This quote came across my Twitter feed today, from a Portland-based actress that I follow: “Sometimes when things fall apart, they may be actually falling into place.”
Perhaps it struck me so much because I had my own little meltdown today and generally feel like things are falling down around my ears. It’s the result of being really overwhelmed, in addition to being over-tired, filled with fun hormones (oh, being a lady can suck sometimes), and being the type of person who is really, really hard on herself.
I hadn’t felt nerves about the competition until Tuesday. I woke up in a mild state of panic. It was not yet to the “cling to the bed” stage, where I can’t force myself to get up because the anxiety is so overwhelming, but it was definitely present. Still, I got my ass up and went to my private lesson with Drea. It was a good hour and a half. Calming for sure, and we worked on things in a way that wasn’t too intense – I felt capable, like I got things accomplished, but like I still had work to do. So, I took it as a successful experience overall.
Tuesday night, I got a much-needed massage to try to free up some of my strength. My forearms lock up almost every rehearsal, even when I’ve barely used them, which is a sign to me that something is out of alignment. The massage helped, even though it wasn’t exactly restful – I was so tight through my shoulders and arms that there was a lot of pain involved, and my brain wouldn’t shut off, but I still felt better when I left.

Collected data entries:
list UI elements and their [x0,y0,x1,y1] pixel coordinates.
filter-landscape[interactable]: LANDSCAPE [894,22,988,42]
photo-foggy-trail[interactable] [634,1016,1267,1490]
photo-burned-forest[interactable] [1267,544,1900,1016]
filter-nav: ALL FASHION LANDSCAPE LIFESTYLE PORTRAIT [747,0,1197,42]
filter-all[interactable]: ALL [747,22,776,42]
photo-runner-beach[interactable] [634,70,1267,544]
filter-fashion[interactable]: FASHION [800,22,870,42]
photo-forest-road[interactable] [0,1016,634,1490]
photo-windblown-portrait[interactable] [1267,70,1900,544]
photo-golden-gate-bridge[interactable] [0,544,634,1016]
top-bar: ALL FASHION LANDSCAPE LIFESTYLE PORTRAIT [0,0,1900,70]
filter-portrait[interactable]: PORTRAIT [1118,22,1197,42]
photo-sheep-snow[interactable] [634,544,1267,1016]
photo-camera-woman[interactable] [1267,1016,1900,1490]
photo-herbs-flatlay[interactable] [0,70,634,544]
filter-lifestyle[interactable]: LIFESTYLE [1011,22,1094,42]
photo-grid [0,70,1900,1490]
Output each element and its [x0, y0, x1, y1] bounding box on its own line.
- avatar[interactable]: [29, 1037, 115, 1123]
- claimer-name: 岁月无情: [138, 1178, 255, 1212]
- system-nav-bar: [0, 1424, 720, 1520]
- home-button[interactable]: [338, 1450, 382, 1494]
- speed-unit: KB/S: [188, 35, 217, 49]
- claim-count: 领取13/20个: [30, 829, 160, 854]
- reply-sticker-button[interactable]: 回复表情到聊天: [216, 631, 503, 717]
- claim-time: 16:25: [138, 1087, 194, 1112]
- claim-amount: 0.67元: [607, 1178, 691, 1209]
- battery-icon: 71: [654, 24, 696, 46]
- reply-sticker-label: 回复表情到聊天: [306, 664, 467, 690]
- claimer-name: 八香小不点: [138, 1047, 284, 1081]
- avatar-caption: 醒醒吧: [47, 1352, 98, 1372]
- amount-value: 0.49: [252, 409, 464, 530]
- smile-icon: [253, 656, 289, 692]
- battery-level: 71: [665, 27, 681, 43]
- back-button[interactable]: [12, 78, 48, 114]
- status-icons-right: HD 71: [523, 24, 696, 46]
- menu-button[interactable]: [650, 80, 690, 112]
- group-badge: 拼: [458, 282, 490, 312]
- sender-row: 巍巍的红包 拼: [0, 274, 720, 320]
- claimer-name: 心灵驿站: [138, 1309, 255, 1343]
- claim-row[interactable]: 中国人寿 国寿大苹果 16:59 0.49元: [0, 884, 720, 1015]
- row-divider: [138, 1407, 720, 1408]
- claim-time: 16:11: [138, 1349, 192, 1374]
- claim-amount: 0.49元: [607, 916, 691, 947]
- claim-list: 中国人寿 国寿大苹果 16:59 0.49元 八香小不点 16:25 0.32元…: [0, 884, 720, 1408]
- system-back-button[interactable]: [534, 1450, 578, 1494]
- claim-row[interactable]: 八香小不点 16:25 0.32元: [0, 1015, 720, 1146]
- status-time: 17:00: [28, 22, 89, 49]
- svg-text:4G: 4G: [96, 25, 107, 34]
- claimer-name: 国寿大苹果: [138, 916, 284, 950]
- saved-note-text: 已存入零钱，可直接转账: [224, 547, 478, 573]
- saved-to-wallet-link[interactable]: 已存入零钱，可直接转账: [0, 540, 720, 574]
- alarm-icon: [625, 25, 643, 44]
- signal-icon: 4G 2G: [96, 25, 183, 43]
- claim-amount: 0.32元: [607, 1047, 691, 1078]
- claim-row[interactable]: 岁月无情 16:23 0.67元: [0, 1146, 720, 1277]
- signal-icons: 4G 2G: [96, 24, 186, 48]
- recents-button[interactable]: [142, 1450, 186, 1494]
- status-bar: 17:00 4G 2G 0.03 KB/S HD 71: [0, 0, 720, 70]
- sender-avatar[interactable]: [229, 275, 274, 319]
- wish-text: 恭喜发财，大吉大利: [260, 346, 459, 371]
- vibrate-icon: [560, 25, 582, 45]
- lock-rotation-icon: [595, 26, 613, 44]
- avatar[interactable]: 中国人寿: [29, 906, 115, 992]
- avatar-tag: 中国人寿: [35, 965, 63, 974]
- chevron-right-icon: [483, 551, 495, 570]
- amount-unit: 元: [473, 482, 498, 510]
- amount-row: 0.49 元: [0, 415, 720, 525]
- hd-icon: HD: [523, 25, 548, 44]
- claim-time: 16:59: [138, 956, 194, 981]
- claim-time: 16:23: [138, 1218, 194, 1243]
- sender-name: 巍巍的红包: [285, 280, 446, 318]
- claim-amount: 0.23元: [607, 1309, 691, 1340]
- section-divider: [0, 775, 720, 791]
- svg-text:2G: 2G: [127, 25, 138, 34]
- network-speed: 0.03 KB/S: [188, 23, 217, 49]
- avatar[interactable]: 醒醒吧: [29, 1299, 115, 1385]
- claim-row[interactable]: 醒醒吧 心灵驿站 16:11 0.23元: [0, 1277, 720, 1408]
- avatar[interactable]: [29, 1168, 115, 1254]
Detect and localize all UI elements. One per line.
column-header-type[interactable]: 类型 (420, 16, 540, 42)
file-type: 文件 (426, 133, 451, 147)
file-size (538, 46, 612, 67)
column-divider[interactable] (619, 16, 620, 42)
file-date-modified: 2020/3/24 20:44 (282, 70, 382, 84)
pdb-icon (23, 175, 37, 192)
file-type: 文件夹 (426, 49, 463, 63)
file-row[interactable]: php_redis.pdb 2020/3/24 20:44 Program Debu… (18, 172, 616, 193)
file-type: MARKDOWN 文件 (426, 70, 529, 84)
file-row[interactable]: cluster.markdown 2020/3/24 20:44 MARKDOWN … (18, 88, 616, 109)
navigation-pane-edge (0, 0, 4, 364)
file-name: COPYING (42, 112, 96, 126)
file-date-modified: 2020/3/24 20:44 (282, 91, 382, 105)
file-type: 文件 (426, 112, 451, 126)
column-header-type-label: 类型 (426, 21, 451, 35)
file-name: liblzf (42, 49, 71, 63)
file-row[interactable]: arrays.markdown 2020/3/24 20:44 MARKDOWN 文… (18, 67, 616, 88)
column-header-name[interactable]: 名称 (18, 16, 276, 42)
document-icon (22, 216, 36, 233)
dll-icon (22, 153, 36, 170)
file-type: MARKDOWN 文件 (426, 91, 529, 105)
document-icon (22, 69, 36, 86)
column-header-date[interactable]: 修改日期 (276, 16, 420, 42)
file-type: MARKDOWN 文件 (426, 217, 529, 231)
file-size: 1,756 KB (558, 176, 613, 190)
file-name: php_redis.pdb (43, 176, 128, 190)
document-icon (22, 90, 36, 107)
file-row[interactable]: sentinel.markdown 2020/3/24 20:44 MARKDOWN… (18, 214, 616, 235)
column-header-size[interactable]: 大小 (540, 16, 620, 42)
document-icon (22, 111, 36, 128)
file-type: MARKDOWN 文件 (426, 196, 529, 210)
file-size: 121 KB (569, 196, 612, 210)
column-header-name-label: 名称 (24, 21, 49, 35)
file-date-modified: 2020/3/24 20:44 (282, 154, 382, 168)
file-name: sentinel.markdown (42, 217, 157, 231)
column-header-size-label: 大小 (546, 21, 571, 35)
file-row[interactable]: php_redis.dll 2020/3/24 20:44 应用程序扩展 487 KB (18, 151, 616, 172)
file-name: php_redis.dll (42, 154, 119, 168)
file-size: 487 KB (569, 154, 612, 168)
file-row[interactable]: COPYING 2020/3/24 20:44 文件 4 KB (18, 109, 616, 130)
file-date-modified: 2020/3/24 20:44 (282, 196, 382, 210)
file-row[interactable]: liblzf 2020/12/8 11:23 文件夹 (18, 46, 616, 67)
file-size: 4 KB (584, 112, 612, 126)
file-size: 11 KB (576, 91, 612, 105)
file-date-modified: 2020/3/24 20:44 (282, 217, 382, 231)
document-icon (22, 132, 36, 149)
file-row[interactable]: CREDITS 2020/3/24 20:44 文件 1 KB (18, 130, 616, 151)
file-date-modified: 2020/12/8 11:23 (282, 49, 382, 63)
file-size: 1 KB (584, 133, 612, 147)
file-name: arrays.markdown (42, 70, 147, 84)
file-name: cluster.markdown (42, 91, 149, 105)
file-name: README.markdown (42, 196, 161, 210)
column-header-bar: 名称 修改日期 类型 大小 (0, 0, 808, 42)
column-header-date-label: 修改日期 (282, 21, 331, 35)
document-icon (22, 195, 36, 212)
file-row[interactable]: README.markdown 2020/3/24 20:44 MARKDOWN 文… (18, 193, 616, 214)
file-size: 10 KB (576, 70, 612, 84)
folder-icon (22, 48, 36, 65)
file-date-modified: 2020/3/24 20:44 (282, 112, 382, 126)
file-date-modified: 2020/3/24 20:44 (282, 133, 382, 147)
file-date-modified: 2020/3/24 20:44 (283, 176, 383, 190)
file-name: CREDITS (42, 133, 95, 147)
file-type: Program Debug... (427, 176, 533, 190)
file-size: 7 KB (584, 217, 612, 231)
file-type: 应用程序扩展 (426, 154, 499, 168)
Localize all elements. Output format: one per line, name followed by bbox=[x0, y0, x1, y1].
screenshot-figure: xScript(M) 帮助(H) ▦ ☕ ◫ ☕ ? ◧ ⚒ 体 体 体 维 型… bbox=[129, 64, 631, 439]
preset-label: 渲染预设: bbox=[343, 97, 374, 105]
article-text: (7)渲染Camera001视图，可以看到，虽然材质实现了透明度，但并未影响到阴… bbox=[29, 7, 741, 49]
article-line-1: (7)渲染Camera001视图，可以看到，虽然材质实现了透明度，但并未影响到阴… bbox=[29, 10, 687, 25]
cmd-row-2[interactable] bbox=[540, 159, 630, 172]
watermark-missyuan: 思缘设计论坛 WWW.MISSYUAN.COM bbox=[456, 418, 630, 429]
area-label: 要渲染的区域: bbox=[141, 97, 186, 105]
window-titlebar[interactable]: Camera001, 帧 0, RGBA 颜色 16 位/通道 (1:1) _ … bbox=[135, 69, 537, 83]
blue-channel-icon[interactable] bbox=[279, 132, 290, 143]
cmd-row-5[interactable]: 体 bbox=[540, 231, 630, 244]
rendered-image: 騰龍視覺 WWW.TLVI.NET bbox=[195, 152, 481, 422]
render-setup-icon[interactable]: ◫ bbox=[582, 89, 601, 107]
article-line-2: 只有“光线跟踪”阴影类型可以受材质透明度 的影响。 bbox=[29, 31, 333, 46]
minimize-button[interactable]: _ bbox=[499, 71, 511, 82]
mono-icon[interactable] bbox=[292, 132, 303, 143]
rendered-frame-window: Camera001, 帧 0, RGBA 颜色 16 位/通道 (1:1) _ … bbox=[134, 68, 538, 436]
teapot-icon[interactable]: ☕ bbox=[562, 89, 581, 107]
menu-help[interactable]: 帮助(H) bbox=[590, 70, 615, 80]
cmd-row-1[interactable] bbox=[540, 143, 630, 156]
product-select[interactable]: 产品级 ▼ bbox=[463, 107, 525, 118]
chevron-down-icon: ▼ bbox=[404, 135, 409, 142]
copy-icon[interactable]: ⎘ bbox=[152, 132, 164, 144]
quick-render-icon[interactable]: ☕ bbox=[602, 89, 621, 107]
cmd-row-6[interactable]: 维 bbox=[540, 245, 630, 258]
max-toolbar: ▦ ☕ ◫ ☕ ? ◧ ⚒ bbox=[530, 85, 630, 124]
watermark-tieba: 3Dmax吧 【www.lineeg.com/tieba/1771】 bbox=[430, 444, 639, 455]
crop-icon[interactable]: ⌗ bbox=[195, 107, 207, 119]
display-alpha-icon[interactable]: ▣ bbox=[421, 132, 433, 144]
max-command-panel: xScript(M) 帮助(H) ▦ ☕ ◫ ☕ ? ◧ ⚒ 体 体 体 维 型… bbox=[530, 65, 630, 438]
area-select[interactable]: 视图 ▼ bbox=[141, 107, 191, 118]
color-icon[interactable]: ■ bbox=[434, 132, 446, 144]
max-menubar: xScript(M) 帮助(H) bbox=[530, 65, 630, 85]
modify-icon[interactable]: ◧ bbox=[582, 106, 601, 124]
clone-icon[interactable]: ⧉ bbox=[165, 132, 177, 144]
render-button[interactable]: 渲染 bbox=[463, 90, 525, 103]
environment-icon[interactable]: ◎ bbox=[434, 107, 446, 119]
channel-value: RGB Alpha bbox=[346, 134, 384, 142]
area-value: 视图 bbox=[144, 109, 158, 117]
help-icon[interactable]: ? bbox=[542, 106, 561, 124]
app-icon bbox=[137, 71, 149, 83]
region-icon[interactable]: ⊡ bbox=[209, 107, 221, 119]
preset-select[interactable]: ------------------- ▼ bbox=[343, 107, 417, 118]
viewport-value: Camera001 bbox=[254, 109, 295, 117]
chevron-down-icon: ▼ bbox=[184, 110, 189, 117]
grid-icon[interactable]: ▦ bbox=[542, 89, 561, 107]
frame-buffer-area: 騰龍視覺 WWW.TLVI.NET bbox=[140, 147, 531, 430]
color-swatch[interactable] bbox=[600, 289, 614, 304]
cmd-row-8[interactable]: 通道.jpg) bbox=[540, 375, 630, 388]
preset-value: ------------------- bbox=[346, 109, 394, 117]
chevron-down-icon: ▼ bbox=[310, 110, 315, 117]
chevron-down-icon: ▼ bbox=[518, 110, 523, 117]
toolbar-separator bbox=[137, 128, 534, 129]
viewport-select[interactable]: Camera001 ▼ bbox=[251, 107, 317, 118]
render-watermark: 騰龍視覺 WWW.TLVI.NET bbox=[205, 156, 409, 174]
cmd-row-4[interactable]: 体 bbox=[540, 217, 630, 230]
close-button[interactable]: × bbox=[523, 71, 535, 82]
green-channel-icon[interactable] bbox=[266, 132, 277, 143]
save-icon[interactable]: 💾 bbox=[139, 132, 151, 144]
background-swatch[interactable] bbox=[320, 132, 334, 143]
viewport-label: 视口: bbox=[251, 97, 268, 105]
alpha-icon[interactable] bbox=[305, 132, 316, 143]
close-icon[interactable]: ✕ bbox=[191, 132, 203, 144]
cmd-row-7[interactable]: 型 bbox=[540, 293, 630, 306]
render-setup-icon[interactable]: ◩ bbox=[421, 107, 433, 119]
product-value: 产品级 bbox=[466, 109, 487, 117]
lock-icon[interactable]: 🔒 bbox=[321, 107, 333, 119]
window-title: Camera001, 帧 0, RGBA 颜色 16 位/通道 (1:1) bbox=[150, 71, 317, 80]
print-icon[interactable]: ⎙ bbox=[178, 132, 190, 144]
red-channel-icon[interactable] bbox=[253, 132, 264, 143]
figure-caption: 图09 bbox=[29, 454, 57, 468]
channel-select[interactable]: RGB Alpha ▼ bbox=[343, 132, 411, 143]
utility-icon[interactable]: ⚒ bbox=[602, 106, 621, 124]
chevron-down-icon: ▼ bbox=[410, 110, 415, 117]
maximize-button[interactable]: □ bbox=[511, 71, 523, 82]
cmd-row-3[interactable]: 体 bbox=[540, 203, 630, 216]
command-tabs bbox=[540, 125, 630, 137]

### EXERCISE TASKS
**A.** Say whether each statement agrees with the post about competition nerves, answering yes or no and quoting the words from the post that decide it: (i) The quote came from a Portland-based actress. (ii) The nerves about the competition began on Monday. (iii) The massage was restful.
**B.** Proceed with the post about competition nerves, writing on from its last sentence.
The records have no connection to the post about competition nerves.

### RESPONSES
**A.**
(i) Yes: "from a Portland-based actress that I follow"
(ii) No: "I hadn’t felt nerves about the competition until Tuesday."
(iii) No: "it wasn’t exactly restful"

**B.**
Wednesday was such a long day that it didn’t feel like I had any time to breathe and relax, which was the entire point of taking it off from rehearsal (and, of course, to give my muscles a break after the massage). I think it set me up to have an exhausting day today, too.
Upon arriving at rehearsal, I got a chance to see my costume mostly put together, which was fun for all of about a minute. (I’ll post a teaser pic later.) And then, we started my rehearsal, with Kat sitting in to give me final tips on things to polish.
Cut to, I do one run through and burst into tears as soon as it ends.
I hate crying in front of people, and I gotta really be upset to do it (and there’s often a certain element of trust involved, which tells you that I trust Kat enough to be a gibbering mess in front of her).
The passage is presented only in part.